/---

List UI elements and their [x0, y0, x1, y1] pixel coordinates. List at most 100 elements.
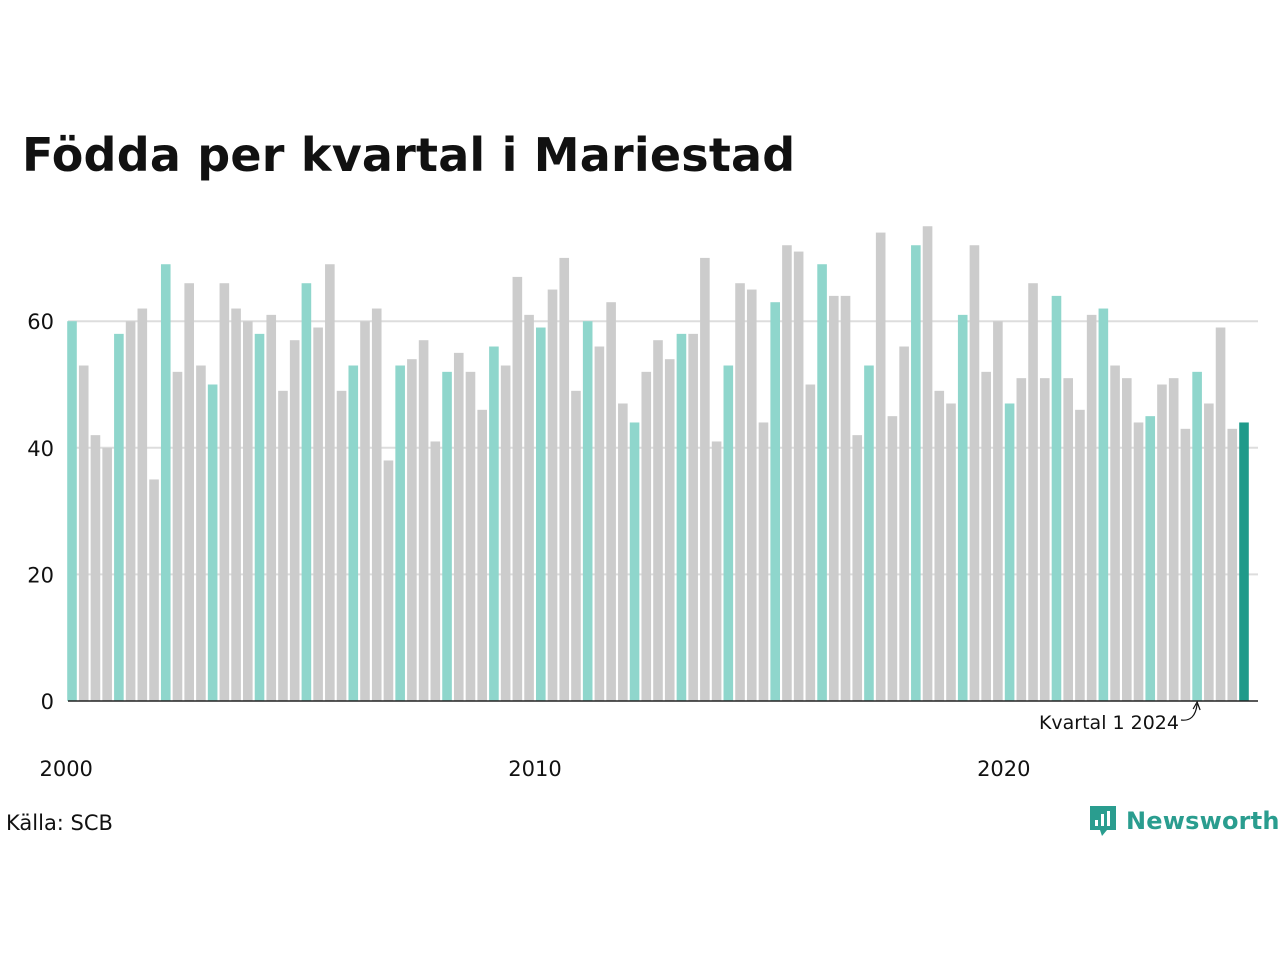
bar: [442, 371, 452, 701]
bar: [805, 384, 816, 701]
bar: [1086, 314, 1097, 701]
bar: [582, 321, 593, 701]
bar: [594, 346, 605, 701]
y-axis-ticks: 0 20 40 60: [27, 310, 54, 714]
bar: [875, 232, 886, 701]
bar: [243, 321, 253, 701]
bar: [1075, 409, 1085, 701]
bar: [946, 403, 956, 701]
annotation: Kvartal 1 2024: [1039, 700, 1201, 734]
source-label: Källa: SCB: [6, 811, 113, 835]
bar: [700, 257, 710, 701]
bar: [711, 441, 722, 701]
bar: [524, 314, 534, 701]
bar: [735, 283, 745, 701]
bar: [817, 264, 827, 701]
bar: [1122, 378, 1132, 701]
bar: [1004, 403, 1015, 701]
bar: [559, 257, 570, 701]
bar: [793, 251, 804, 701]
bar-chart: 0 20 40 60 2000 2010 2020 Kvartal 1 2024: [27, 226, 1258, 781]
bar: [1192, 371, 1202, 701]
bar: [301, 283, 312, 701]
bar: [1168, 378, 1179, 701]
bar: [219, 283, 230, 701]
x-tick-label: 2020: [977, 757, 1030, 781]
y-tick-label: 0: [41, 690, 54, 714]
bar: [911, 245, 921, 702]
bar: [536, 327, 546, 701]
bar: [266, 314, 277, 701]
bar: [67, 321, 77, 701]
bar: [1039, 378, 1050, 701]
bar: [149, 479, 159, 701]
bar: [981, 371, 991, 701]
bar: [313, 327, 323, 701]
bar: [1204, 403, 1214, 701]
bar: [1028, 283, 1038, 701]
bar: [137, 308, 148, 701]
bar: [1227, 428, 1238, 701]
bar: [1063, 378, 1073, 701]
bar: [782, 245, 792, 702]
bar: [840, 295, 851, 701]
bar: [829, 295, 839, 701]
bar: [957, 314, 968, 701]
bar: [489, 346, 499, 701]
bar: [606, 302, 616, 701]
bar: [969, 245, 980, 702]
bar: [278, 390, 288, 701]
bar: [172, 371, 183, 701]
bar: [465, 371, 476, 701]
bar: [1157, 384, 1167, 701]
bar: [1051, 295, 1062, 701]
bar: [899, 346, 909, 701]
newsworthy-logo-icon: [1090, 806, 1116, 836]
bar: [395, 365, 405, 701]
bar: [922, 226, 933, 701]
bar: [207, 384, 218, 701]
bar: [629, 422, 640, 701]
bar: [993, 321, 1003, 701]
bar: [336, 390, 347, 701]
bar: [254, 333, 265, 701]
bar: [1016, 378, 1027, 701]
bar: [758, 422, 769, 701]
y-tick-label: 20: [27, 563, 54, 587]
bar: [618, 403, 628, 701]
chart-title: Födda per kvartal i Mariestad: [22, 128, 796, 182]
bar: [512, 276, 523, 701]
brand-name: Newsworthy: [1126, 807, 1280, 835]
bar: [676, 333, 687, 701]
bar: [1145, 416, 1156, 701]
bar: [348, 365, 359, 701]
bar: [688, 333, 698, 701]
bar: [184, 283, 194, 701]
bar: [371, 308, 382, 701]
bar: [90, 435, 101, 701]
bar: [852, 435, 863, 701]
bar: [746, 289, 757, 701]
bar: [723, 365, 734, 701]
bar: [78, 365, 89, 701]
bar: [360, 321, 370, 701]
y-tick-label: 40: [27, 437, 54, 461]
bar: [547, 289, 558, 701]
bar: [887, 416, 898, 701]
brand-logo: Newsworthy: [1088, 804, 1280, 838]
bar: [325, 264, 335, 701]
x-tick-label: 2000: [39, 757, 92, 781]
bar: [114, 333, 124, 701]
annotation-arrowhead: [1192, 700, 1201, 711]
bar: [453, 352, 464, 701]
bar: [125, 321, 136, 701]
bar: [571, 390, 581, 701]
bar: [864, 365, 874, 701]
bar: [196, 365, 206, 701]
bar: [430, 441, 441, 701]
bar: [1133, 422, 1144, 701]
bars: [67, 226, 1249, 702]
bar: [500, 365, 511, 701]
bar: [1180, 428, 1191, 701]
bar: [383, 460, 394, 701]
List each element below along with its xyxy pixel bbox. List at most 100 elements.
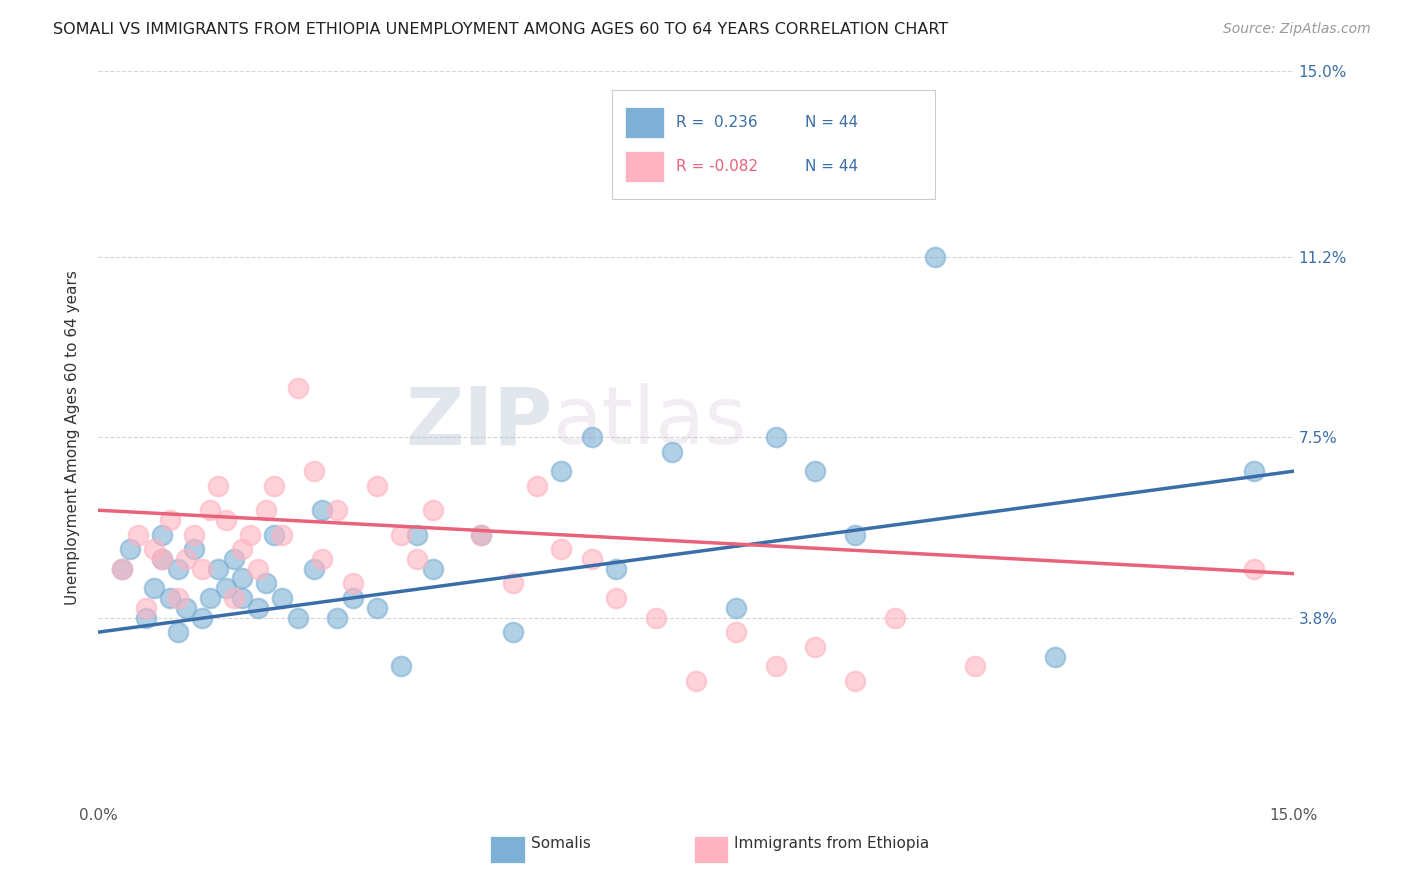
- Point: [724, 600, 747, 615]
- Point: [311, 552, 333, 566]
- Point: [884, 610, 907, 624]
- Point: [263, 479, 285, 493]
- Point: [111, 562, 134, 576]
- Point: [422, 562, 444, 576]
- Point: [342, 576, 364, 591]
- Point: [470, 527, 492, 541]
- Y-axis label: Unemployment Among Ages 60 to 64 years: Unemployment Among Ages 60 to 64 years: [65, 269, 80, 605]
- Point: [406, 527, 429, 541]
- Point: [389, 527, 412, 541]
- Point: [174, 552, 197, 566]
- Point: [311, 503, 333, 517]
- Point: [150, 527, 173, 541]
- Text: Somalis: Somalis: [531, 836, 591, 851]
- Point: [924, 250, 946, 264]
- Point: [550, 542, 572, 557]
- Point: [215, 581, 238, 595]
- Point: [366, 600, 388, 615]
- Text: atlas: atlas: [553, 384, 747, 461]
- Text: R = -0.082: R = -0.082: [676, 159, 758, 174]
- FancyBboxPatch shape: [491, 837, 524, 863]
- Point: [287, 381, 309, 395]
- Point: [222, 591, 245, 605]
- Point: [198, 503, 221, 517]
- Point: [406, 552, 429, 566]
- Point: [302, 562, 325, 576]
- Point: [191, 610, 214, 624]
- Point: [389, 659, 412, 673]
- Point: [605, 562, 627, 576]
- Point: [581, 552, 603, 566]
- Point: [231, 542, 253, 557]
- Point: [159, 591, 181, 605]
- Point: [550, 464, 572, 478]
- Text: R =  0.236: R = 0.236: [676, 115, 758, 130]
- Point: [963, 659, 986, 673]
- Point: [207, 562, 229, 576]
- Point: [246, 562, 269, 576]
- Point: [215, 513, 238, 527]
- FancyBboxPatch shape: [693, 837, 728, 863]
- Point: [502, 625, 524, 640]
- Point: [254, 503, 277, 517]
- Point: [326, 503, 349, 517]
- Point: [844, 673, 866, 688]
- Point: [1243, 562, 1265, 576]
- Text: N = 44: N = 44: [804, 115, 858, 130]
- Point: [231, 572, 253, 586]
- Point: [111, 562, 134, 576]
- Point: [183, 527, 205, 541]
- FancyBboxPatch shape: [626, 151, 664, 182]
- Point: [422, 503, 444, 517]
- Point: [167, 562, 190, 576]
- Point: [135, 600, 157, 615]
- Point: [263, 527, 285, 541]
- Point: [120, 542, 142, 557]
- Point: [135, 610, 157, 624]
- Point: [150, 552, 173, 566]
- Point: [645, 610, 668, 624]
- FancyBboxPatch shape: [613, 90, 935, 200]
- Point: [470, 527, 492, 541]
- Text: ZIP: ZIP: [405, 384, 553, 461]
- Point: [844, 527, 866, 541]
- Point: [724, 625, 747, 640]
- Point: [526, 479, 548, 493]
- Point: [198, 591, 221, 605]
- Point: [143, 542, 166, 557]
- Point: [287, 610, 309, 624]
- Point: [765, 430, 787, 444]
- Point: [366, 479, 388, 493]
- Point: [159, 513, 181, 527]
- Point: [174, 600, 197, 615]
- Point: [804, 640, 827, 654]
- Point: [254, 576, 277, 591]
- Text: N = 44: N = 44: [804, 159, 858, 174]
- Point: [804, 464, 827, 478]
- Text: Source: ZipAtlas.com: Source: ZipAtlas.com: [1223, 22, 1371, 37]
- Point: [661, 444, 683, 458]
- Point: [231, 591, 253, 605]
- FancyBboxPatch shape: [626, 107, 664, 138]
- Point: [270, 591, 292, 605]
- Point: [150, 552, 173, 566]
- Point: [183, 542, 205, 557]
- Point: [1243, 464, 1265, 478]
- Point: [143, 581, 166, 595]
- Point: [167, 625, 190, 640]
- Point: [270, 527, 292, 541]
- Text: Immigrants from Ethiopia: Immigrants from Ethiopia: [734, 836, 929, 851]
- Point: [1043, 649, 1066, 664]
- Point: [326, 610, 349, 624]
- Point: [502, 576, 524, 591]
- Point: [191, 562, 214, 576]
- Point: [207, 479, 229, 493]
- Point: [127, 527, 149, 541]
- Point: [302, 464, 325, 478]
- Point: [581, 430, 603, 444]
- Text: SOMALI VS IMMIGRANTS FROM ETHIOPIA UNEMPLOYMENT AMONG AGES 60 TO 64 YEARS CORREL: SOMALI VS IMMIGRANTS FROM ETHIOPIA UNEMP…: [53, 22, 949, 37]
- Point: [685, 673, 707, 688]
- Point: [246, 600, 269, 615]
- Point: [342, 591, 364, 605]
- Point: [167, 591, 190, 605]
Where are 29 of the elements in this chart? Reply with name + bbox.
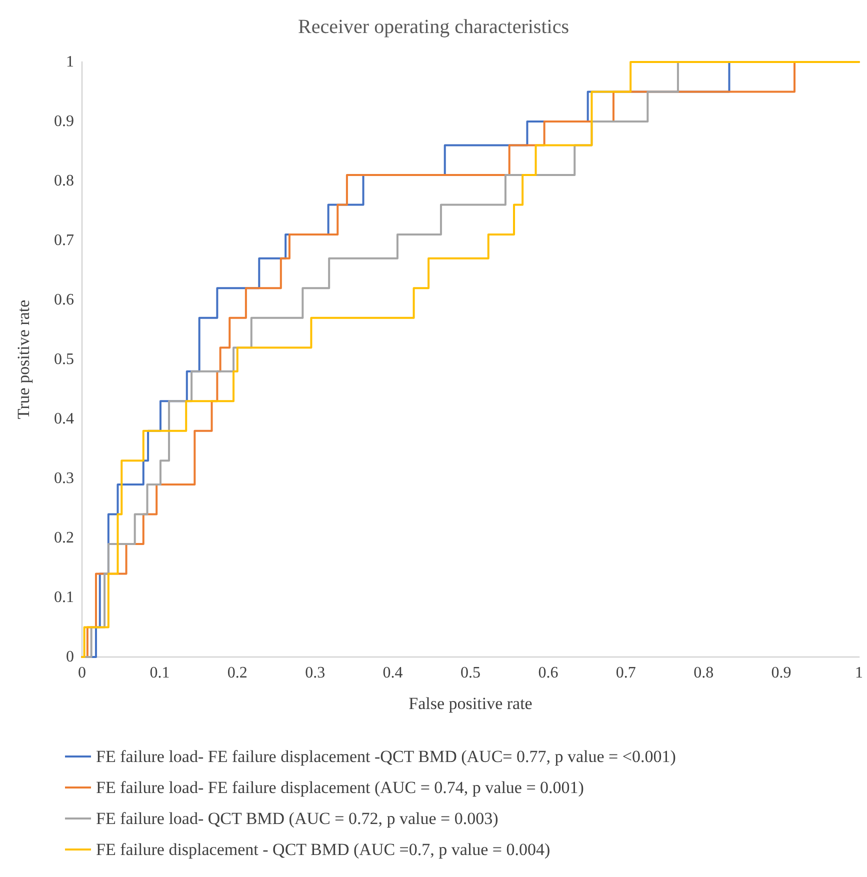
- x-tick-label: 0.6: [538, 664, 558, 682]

\---

## REQUIRED TASK
Count the lines in the records above that contain the string "brand", with case counting. Give only the number.

## WRITTEN RESPONSE
2